- _Consigne_:
Transcrivez sans rien changer le passage de l'extrait sur le grand prêtre Méryptah qui va de « Ce Méryptah appartient » jusqu'à « ville de Leyde[1]. ».

- _Extrait de page_:
##############################
Méryptah est un grand prêtre de Ptah de Memphis qui a vécu à la fin de la XVIIIe dynastie.

Généalogie[modifier | modifier le code]

Les documents retrouvés au nom du grand prêtre Méryptah ne précisent pas ses liens de filiation. Il se pourrait que cette omission soit volontaire soit que les origines du grand prêtre soient trop modestes pour être citées, soit qu'au contraire ses attaches familiales et son rôle soient si célèbres dans la région qu'il ait paru inutile de le préciser lorsque Méryptah accéda au pontificat.

On connaît en effet un Méryptah qui a occupé une place éminente dans le clergé memphite pendant cette période et notamment sous le règne d'Amenhotep III. Il s'agit de Méryptah le prophète et grand majordome du temple de Neb-Maât-Rê qui est uni à Ptah, fondation religieuse du roi à Memphis.

Ce Méryptah appartient à une prestigieuse famille de la ville du dieu Ptah que l'on connaît grâce à une stèle familiale sur laquelle ses principaux membres apparaissent en ronde bosse avec leurs titres et fonctions. Cette stèle est conservée au Rijksmuseum van Oudheden de la ville de Leyde[1].

Méryptah bien que seulement qualifié de ses titres de prophète et de majordome du temple d'Amenhotep III à Memphis, y porte pourtant le costume et les insignes caractéristiques du grand prêtre de Ptah que sont la peau de panthère, la natte accrochée à une perruque ronde et le grand pectoral spécifique du pontife memphite.

Ce pectoral en métal ajouré doté à l'une de ses extrémités d'une figuration d'un dieu anthropomorphe à tête de chacal n'est qu'exclusivement porté par les pontifes memphites ce qui semble bien prouver le statut de Méryptah au sein de la hiérarchie cléricale du dieu memphite au moment de l'érection du monument dans lequel il apparaît[2].
##############################
- _Données fournies_:
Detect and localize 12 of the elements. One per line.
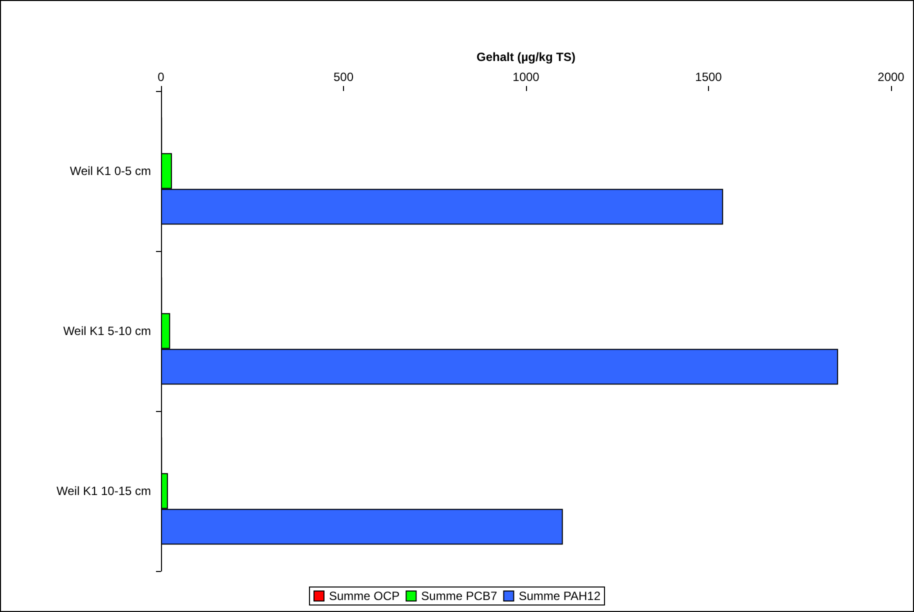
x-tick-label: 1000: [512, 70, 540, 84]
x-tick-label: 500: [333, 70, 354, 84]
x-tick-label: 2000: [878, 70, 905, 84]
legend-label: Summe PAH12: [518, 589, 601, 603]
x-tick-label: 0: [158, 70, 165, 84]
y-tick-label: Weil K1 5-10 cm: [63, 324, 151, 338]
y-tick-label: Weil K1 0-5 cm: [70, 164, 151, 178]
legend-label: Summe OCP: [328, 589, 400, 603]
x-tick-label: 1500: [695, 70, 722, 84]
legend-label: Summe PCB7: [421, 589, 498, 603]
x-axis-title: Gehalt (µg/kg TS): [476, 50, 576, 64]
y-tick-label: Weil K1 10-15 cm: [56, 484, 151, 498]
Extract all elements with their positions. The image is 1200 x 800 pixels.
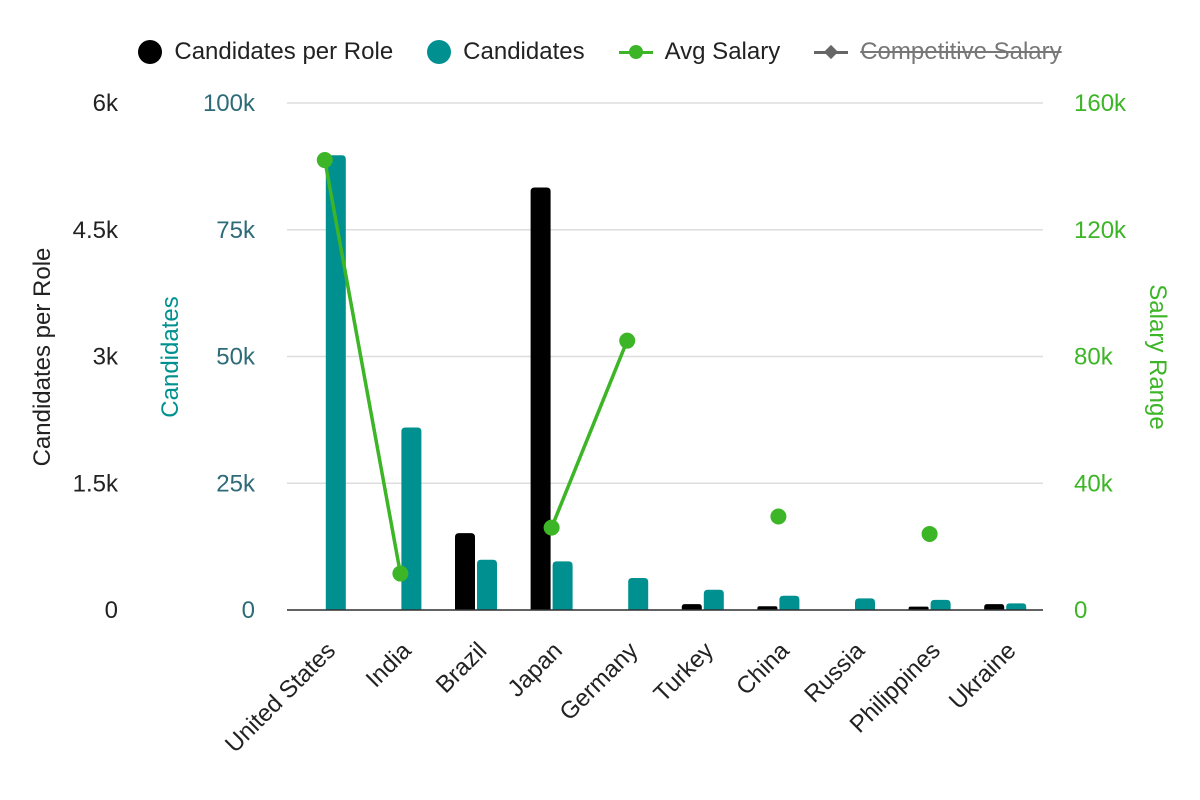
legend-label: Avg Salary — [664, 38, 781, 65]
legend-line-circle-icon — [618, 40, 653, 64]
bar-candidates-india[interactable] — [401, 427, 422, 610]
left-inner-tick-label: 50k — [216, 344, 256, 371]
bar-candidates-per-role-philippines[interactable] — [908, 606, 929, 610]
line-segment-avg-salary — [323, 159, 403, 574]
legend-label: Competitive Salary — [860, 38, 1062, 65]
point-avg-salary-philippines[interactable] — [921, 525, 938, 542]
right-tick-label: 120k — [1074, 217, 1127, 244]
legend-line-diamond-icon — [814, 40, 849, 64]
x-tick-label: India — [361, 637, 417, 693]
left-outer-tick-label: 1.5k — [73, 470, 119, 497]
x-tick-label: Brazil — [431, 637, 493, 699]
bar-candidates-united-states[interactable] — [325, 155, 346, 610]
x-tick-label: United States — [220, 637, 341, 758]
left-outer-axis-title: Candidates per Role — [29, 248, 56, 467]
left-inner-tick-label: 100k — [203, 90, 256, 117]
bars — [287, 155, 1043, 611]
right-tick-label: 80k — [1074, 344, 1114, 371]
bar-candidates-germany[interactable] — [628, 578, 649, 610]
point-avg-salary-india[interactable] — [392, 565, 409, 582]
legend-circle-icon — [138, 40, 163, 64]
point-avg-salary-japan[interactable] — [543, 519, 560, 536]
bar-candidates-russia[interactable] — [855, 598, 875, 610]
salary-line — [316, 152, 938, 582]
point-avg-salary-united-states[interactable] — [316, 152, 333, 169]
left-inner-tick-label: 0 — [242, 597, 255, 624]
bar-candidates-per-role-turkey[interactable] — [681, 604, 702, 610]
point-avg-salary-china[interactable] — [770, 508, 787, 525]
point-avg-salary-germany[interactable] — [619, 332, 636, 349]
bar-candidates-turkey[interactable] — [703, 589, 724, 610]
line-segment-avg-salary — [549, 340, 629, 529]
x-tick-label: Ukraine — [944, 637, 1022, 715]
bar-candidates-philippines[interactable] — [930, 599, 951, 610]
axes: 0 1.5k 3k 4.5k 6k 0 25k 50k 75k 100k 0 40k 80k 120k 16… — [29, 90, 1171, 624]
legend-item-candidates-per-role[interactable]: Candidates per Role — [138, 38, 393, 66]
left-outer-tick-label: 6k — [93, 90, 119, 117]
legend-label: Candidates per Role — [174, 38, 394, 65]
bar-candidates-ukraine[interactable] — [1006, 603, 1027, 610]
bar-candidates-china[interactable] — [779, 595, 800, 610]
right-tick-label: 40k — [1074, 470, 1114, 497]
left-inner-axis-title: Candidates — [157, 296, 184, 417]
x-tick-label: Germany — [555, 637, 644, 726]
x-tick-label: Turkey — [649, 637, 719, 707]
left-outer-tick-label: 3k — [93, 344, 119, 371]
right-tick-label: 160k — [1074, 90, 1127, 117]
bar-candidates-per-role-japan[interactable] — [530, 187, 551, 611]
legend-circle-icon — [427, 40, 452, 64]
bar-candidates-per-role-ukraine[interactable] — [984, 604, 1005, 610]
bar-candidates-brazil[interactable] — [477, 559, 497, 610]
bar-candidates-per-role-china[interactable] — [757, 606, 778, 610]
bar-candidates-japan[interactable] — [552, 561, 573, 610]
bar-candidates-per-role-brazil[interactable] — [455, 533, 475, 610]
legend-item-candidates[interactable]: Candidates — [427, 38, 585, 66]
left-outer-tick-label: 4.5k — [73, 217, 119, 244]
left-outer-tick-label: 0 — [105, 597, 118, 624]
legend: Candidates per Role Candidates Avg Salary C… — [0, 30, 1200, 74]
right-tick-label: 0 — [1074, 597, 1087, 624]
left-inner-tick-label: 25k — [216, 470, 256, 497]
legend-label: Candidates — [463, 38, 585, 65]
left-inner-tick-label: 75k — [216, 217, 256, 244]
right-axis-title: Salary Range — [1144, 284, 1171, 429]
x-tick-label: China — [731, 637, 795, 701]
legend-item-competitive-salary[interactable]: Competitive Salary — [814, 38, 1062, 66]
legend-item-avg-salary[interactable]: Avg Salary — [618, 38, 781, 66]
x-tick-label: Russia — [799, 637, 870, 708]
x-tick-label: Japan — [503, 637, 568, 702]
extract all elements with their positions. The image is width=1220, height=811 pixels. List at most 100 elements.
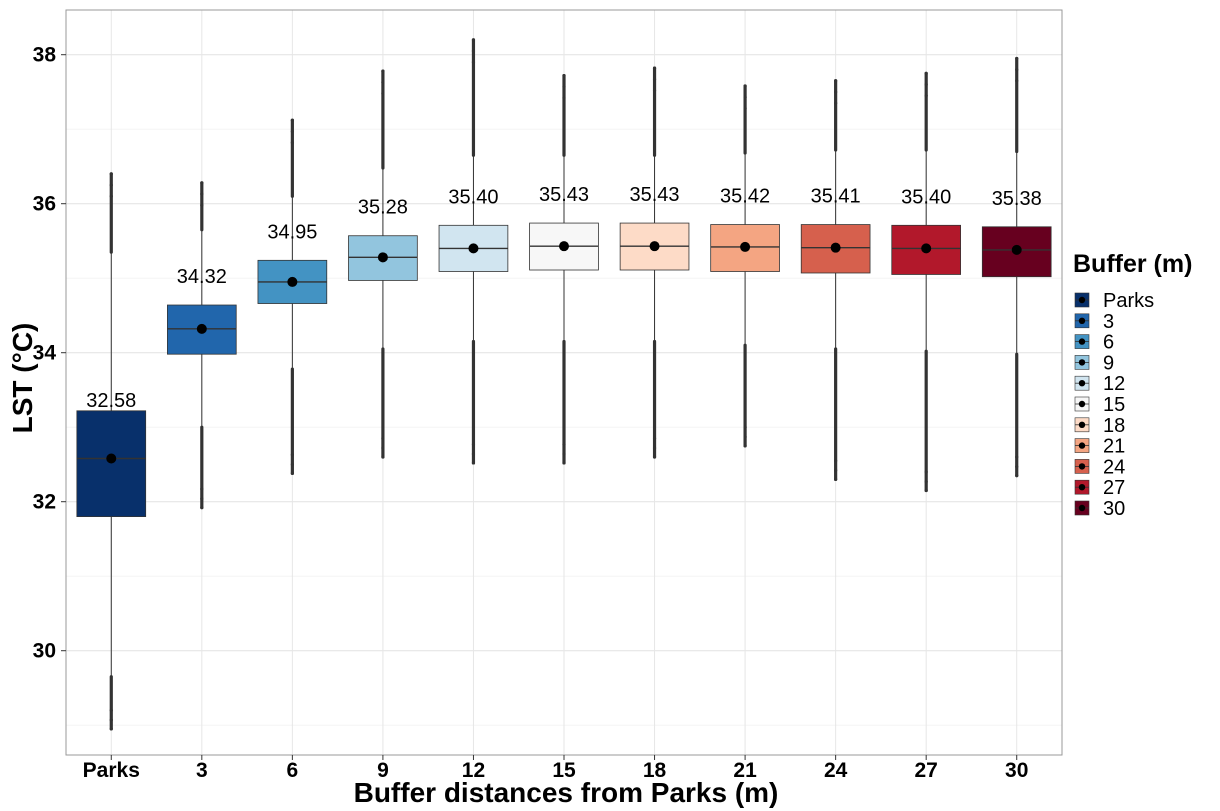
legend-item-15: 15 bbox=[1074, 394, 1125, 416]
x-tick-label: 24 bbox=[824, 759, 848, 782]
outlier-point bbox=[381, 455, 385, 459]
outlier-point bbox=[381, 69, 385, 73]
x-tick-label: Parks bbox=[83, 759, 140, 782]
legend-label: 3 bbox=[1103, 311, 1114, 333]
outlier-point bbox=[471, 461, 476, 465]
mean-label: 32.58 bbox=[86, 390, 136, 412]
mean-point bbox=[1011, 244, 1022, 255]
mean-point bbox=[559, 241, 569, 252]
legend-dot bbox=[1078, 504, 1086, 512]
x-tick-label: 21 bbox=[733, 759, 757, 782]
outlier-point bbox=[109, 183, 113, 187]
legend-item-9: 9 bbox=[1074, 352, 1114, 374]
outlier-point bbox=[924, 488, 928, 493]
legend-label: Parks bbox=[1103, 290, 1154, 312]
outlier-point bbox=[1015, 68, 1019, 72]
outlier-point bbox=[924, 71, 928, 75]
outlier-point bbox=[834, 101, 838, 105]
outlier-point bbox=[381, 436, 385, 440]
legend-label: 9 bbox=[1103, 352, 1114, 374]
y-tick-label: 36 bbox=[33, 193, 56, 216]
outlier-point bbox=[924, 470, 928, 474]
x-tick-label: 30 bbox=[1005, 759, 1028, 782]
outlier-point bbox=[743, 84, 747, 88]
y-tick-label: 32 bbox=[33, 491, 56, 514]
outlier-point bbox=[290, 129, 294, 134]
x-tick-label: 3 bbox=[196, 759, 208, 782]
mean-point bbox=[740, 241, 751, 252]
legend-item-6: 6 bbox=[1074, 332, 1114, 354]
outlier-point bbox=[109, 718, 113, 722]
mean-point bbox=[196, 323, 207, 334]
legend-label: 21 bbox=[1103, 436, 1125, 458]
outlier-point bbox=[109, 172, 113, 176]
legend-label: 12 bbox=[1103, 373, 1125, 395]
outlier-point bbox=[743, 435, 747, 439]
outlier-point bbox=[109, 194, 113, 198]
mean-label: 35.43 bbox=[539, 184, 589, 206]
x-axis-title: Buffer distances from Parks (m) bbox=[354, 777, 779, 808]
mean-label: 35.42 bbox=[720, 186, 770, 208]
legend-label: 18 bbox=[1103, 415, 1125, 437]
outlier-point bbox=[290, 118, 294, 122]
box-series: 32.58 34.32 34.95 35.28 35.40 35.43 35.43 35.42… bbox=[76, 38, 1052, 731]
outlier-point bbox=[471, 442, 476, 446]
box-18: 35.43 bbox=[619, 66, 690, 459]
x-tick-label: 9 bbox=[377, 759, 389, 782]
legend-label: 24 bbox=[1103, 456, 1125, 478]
##############################
- _Réponse attendue_:
Ce Méryptah appartient à une prestigieuse famille de la ville du dieu Ptah que l'on connaît grâce à une stèle familiale sur laquelle ses principaux membres apparaissent en ronde bosse avec leurs titres et fonctions. Cette stèle est conservée au Rijksmuseum van Oudheden de la ville de Leyde[1].